▶ [AIM OF THE EXERCISE] All of the data, except its images, should be set down exactly as it appears.

[DATASET EXCERPTS]

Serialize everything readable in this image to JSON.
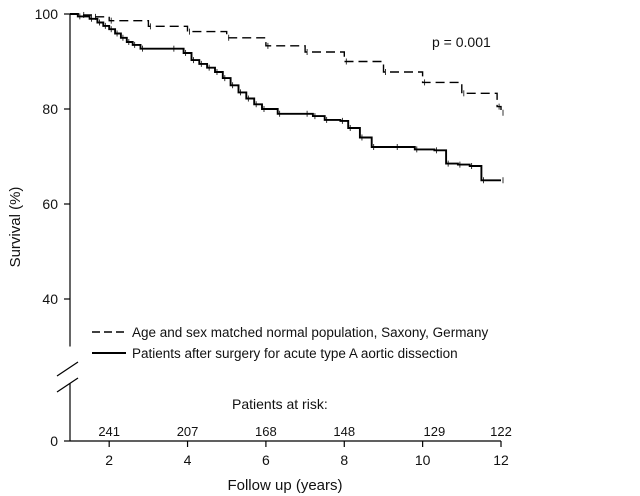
{
  "chart_data": {
    "type": "line",
    "xlabel": "Follow up (years)",
    "ylabel": "Survival (%)",
    "annotation": "p = 0.001",
    "x_ticks": [
      2,
      4,
      6,
      8,
      10,
      12
    ],
    "y_ticks": [
      0,
      40,
      60,
      80,
      100
    ],
    "xlim": [
      1,
      12
    ],
    "ylim_upper": [
      30,
      100
    ],
    "y_axis_break": true,
    "grid": false,
    "legend_position": "bottom-left",
    "risk_table": {
      "label": "Patients at risk:",
      "x": [
        2,
        4,
        6,
        8,
        10.3,
        12
      ],
      "values": [
        "241",
        "207",
        "168",
        "148",
        "129",
        "122"
      ]
    },
    "series": [
      {
        "name": "Age and sex matched normal population, Saxony, Germany",
        "style": "dashed",
        "x": [
          1,
          1.3,
          1.6,
          2.0,
          3.0,
          4.0,
          5.0,
          6.0,
          7.0,
          8.0,
          9.0,
          10.0,
          11.0,
          11.9,
          12.0
        ],
        "y": [
          100,
          99.8,
          99.4,
          98.6,
          97.4,
          96.3,
          95.0,
          93.3,
          92.0,
          90.0,
          87.8,
          85.6,
          83.3,
          80.5,
          79.2
        ]
      },
      {
        "name": "Patients after surgery for acute type A aortic dissection",
        "style": "solid",
        "x": [
          1,
          1.2,
          1.5,
          1.7,
          1.85,
          2.0,
          2.15,
          2.3,
          2.45,
          2.6,
          2.8,
          3.6,
          3.9,
          4.1,
          4.3,
          4.5,
          4.7,
          4.9,
          5.1,
          5.3,
          5.5,
          5.7,
          5.9,
          6.3,
          7.0,
          7.2,
          7.5,
          7.9,
          8.1,
          8.4,
          8.7,
          9.3,
          9.8,
          10.3,
          10.6,
          10.9,
          11.2,
          11.5,
          12.0
        ],
        "y": [
          100,
          99.5,
          99.0,
          98.2,
          97.5,
          96.8,
          95.9,
          95.0,
          94.1,
          93.5,
          92.7,
          92.7,
          91.8,
          90.3,
          89.5,
          88.7,
          87.8,
          86.5,
          85.0,
          83.5,
          82.2,
          81.0,
          80.0,
          79.0,
          79.0,
          78.5,
          77.7,
          77.5,
          76.0,
          74.0,
          72.0,
          72.0,
          71.5,
          71.3,
          68.5,
          68.3,
          68.0,
          65.0,
          65.0
        ]
      }
    ]
  }
}
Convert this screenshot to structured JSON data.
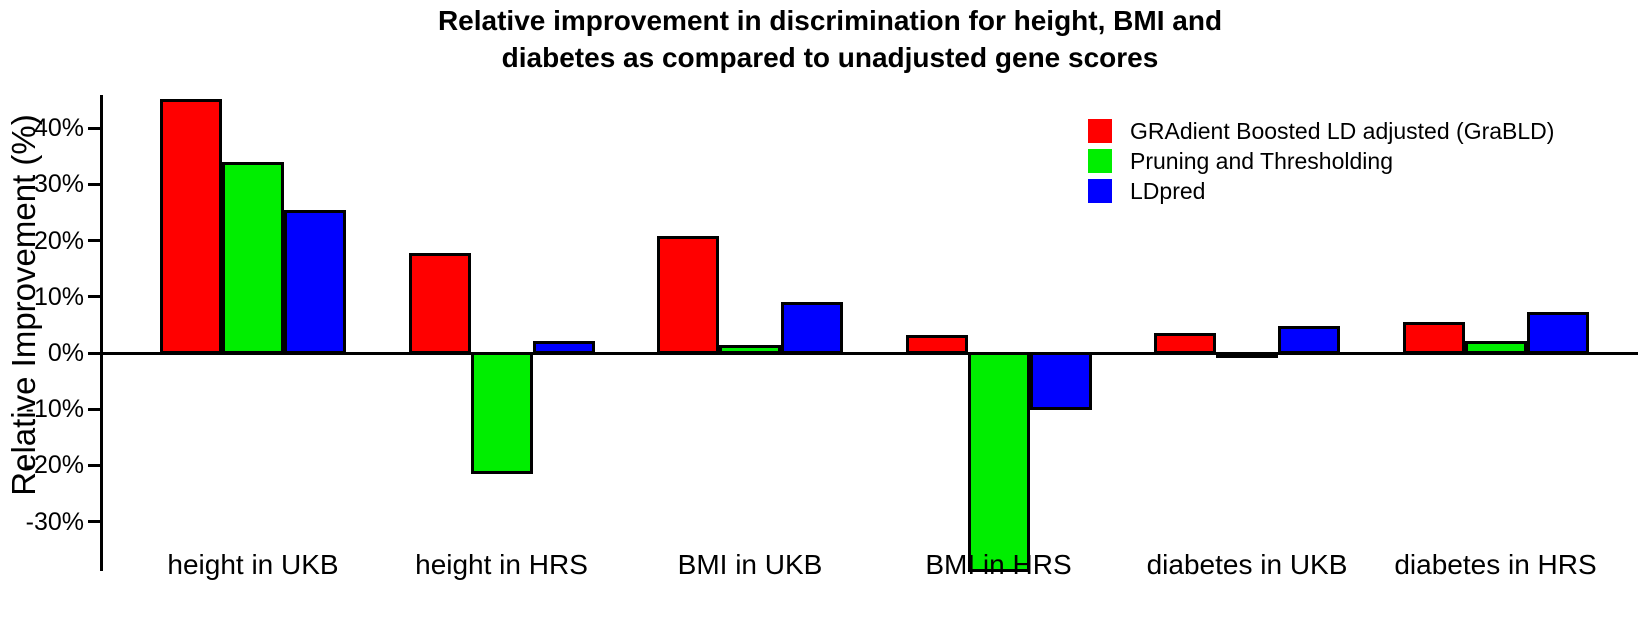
{
  "page": {
    "background": "#FFFFFF"
  },
  "chart_data": {
    "type": "bar",
    "title": "Relative improvement in discrimination for height, BMI and diabetes as compared to unadjusted gene scores",
    "title_lines": [
      "Relative improvement in discrimination for height, BMI and",
      "diabetes as compared to unadjusted gene scores"
    ],
    "xlabel": "",
    "ylabel": "Relative Improvement (%)",
    "categories": [
      "height in UKB",
      "height in HRS",
      "BMI in UKB",
      "BMI in HRS",
      "diabetes in UKB",
      "diabetes in HRS"
    ],
    "series": [
      {
        "name": "GRAdient Boosted LD adjusted (GraBLD)",
        "color": "#FF0000",
        "values": [
          45.0,
          17.6,
          20.5,
          3.0,
          3.3,
          5.3
        ]
      },
      {
        "name": "Pruning and Thresholding",
        "color": "#00EE00",
        "values": [
          33.8,
          -21.2,
          1.2,
          -38.7,
          -0.6,
          1.8
        ]
      },
      {
        "name": "LDpred",
        "color": "#0000FF",
        "values": [
          25.2,
          1.8,
          8.8,
          -9.9,
          4.5,
          7.1
        ]
      }
    ],
    "y_ticks": [
      {
        "value": 40,
        "label": "40%"
      },
      {
        "value": 30,
        "label": "30%"
      },
      {
        "value": 20,
        "label": "20%"
      },
      {
        "value": 10,
        "label": "10%"
      },
      {
        "value": 0,
        "label": "0%"
      },
      {
        "value": -10,
        "label": "-10%"
      },
      {
        "value": -20,
        "label": "-20%"
      },
      {
        "value": -30,
        "label": "-30%"
      }
    ],
    "ylim": [
      -39,
      46
    ],
    "grid": false,
    "legend_position": "top-right",
    "bar_border_color": "#000000",
    "axis_color": "#000000"
  }
}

[/DATASET EXCERPTS]

▶ [TASK OUTPUT]
Serialize everything readable in this image to JSON.
{
  "chart_data": {
    "type": "line",
    "xlabel": "Follow up (years)",
    "ylabel": "Survival (%)",
    "annotation": "p = 0.001",
    "x_ticks": [
      2,
      4,
      6,
      8,
      10,
      12
    ],
    "y_ticks": [
      0,
      40,
      60,
      80,
      100
    ],
    "xlim": [
      1,
      12
    ],
    "ylim_upper": [
      30,
      100
    ],
    "y_axis_break": true,
    "grid": false,
    "legend_position": "bottom-left",
    "risk_table": {
      "label": "Patients at risk:",
      "x": [
        2,
        4,
        6,
        8,
        10.3,
        12
      ],
      "values": [
        "241",
        "207",
        "168",
        "148",
        "129",
        "122"
      ]
    },
    "series": [
      {
        "name": "Age and sex matched normal population, Saxony, Germany",
        "style": "dashed",
        "x": [
          1,
          1.3,
          1.6,
          2.0,
          3.0,
          4.0,
          5.0,
          6.0,
          7.0,
          8.0,
          9.0,
          10.0,
          11.0,
          11.9,
          12.0
        ],
        "y": [
          100,
          99.8,
          99.4,
          98.6,
          97.4,
          96.3,
          95.0,
          93.3,
          92.0,
          90.0,
          87.8,
          85.6,
          83.3,
          80.5,
          79.2
        ]
      },
      {
        "name": "Patients after surgery for acute type A aortic dissection",
        "style": "solid",
        "x": [
          1,
          1.2,
          1.5,
          1.7,
          1.85,
          2.0,
          2.15,
          2.3,
          2.45,
          2.6,
          2.8,
          3.6,
          3.9,
          4.1,
          4.3,
          4.5,
          4.7,
          4.9,
          5.1,
          5.3,
          5.5,
          5.7,
          5.9,
          6.3,
          7.0,
          7.2,
          7.5,
          7.9,
          8.1,
          8.4,
          8.7,
          9.3,
          9.8,
          10.3,
          10.6,
          10.9,
          11.2,
          11.5,
          12.0
        ],
        "y": [
          100,
          99.5,
          99.0,
          98.2,
          97.5,
          96.8,
          95.9,
          95.0,
          94.1,
          93.5,
          92.7,
          92.7,
          91.8,
          90.3,
          89.5,
          88.7,
          87.8,
          86.5,
          85.0,
          83.5,
          82.2,
          81.0,
          80.0,
          79.0,
          79.0,
          78.5,
          77.7,
          77.5,
          76.0,
          74.0,
          72.0,
          72.0,
          71.5,
          71.3,
          68.5,
          68.3,
          68.0,
          65.0,
          65.0
        ]
      }
    ]
  }
}
Convert this screenshot to structured JSON data.
{
  "page": {
    "background": "#FFFFFF"
  },
  "chart_data": {
    "type": "bar",
    "title": "Relative improvement in discrimination for height, BMI and diabetes as compared to unadjusted gene scores",
    "title_lines": [
      "Relative improvement in discrimination for height, BMI and",
      "diabetes as compared to unadjusted gene scores"
    ],
    "xlabel": "",
    "ylabel": "Relative Improvement (%)",
    "categories": [
      "height in UKB",
      "height in HRS",
      "BMI in UKB",
      "BMI in HRS",
      "diabetes in UKB",
      "diabetes in HRS"
    ],
    "series": [
      {
        "name": "GRAdient Boosted LD adjusted (GraBLD)",
        "color": "#FF0000",
        "values": [
          45.0,
          17.6,
          20.5,
          3.0,
          3.3,
          5.3
        ]
      },
      {
        "name": "Pruning and Thresholding",
        "color": "#00EE00",
        "values": [
          33.8,
          -21.2,
          1.2,
          -38.7,
          -0.6,
          1.8
        ]
      },
      {
        "name": "LDpred",
        "color": "#0000FF",
        "values": [
          25.2,
          1.8,
          8.8,
          -9.9,
          4.5,
          7.1
        ]
      }
    ],
    "y_ticks": [
      {
        "value": 40,
        "label": "40%"
      },
      {
        "value": 30,
        "label": "30%"
      },
      {
        "value": 20,
        "label": "20%"
      },
      {
        "value": 10,
        "label": "10%"
      },
      {
        "value": 0,
        "label": "0%"
      },
      {
        "value": -10,
        "label": "-10%"
      },
      {
        "value": -20,
        "label": "-20%"
      },
      {
        "value": -30,
        "label": "-30%"
      }
    ],
    "ylim": [
      -39,
      46
    ],
    "grid": false,
    "legend_position": "top-right",
    "bar_border_color": "#000000",
    "axis_color": "#000000"
  }
}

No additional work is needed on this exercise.